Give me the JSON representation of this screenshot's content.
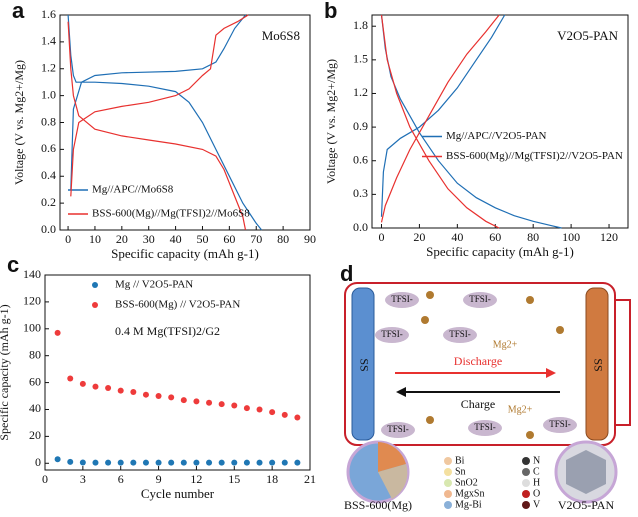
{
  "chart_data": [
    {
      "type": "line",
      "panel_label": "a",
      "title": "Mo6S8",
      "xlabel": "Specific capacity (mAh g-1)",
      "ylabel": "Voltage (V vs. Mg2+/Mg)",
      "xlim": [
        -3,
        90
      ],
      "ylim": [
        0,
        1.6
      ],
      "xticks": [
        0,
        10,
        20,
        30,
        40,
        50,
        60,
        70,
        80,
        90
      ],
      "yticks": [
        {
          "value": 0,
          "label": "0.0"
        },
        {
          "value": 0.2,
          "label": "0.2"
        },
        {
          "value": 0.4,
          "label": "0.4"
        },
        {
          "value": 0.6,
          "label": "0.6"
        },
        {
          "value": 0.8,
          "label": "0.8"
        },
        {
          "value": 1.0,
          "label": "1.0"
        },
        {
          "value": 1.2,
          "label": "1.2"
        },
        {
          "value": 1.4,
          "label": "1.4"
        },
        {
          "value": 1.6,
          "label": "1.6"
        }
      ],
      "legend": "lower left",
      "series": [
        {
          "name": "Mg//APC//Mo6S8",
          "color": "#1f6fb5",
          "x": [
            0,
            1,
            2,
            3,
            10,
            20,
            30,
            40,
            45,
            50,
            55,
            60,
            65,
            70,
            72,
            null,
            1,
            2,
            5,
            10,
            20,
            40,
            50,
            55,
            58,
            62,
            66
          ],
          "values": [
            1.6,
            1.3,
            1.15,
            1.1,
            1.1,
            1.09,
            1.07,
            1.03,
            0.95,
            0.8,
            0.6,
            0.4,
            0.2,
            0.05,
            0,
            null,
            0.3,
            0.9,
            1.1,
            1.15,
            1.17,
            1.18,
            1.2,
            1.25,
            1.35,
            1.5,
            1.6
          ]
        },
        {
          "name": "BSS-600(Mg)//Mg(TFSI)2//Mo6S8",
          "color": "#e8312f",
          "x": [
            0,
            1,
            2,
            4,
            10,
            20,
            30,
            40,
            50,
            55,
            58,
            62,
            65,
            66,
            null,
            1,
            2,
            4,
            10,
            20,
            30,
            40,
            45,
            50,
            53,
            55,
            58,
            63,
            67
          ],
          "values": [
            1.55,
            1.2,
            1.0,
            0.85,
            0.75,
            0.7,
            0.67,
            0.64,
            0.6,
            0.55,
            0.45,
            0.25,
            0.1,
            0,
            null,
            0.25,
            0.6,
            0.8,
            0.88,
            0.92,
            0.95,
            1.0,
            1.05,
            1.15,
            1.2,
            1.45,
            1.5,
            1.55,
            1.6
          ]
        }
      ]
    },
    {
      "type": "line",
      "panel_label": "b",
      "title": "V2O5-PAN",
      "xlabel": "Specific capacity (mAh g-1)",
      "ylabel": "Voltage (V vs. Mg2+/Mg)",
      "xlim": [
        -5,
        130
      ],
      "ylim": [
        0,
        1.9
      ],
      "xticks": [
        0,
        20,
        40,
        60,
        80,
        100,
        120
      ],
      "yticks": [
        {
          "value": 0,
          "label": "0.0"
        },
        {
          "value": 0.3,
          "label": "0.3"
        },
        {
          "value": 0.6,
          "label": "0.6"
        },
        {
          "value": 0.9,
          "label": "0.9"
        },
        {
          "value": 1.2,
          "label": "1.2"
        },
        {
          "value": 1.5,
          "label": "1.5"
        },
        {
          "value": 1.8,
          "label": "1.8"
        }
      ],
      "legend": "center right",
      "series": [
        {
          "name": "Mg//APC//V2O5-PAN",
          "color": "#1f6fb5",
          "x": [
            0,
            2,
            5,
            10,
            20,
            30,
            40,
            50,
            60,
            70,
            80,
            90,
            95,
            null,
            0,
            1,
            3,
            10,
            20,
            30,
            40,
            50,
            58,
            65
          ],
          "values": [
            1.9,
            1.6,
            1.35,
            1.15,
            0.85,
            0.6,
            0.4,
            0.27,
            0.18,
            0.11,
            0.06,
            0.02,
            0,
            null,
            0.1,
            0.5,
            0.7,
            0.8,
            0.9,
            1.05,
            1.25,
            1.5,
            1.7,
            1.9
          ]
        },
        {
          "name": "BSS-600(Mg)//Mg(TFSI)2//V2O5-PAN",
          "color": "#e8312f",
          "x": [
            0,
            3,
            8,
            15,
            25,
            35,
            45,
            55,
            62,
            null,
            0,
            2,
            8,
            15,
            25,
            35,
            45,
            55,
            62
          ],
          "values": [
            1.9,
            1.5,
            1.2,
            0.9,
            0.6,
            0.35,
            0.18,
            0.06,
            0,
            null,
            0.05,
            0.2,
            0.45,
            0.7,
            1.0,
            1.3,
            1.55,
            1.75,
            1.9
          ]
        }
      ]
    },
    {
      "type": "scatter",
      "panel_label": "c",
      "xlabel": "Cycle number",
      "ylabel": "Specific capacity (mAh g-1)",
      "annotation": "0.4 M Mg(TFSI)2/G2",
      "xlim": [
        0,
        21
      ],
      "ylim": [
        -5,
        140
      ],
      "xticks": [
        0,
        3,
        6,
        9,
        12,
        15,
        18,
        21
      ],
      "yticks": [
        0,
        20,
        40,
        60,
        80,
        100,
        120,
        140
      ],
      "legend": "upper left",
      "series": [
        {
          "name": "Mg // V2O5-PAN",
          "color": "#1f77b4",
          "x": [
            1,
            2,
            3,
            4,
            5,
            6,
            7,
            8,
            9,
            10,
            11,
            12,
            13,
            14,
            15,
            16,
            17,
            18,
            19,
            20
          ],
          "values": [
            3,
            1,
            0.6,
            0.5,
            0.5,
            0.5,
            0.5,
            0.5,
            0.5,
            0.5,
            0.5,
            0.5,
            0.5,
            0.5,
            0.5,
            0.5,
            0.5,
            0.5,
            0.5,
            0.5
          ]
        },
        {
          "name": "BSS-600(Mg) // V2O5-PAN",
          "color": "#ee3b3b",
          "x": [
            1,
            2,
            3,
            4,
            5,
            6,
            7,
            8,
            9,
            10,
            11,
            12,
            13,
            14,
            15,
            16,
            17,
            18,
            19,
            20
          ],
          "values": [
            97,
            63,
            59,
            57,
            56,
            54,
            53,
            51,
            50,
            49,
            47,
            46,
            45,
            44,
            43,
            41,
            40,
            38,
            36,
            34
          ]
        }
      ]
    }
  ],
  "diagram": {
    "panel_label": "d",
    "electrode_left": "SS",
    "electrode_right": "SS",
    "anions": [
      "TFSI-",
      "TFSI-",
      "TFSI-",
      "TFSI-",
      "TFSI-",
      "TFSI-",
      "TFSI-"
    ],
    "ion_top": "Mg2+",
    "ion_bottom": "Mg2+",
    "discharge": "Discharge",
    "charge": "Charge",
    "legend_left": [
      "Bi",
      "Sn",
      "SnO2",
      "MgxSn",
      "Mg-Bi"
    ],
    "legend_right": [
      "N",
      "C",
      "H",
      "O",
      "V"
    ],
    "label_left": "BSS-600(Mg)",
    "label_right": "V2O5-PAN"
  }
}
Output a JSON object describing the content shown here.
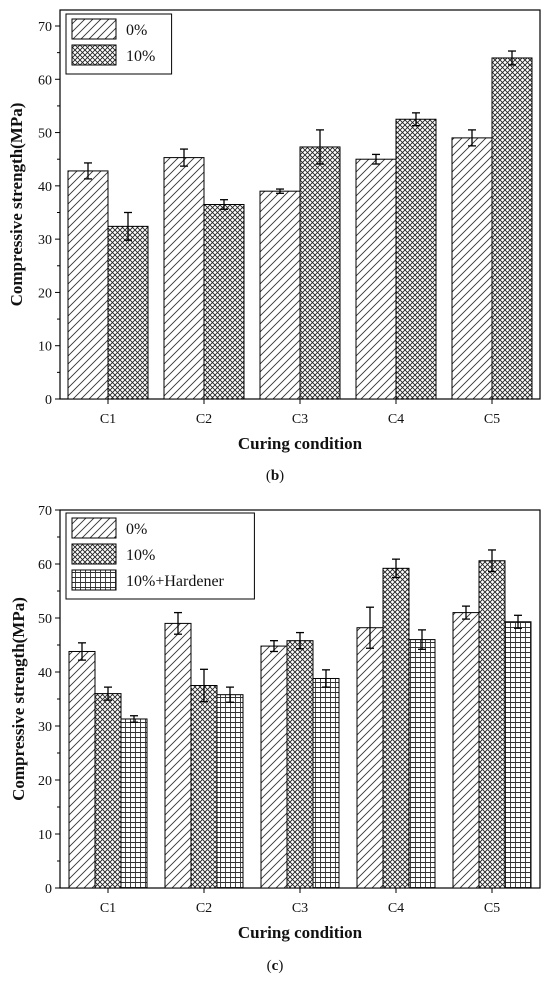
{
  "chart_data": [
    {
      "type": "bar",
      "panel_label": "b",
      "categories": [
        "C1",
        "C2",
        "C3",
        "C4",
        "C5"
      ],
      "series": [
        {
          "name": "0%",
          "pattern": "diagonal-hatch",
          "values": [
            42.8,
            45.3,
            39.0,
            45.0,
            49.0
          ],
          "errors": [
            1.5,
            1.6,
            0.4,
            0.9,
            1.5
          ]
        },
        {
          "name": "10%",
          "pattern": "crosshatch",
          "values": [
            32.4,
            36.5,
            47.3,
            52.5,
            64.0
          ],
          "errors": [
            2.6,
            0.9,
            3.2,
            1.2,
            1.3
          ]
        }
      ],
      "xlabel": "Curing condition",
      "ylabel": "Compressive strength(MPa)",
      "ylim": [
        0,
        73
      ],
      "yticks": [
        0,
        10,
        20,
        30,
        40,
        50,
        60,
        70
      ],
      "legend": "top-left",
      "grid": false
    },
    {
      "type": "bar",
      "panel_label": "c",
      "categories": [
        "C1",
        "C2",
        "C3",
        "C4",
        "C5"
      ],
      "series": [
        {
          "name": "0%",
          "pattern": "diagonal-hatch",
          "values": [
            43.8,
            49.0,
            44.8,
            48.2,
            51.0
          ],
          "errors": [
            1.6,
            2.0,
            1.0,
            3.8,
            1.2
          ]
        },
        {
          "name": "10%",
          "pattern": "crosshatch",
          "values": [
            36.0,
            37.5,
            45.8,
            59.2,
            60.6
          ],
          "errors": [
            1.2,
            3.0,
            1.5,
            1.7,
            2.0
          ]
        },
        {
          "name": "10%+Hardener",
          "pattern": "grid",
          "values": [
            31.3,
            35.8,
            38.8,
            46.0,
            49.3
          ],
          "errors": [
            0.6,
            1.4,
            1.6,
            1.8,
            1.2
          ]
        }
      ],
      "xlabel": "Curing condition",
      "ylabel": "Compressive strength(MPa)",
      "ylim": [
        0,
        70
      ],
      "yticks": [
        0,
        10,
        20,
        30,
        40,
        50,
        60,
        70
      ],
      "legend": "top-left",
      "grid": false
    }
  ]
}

──────

Copy all lines from the material that contain "name".

Answer >>
          "name": "Mg//APC//Mo6S8",
          "name": "BSS-600(Mg)//Mg(TFSI)2//Mo6S8",
          "name": "Mg//APC//V2O5-PAN",
          "name": "BSS-600(Mg)//Mg(TFSI)2//V2O5-PAN",
          "name": "Mg // V2O5-PAN",
          "name": "BSS-600(Mg) // V2O5-PAN",
          "name": "0%",
          "name": "10%",
          "name": "0%",
          "name": "10%",
          "name": "10%+Hardener",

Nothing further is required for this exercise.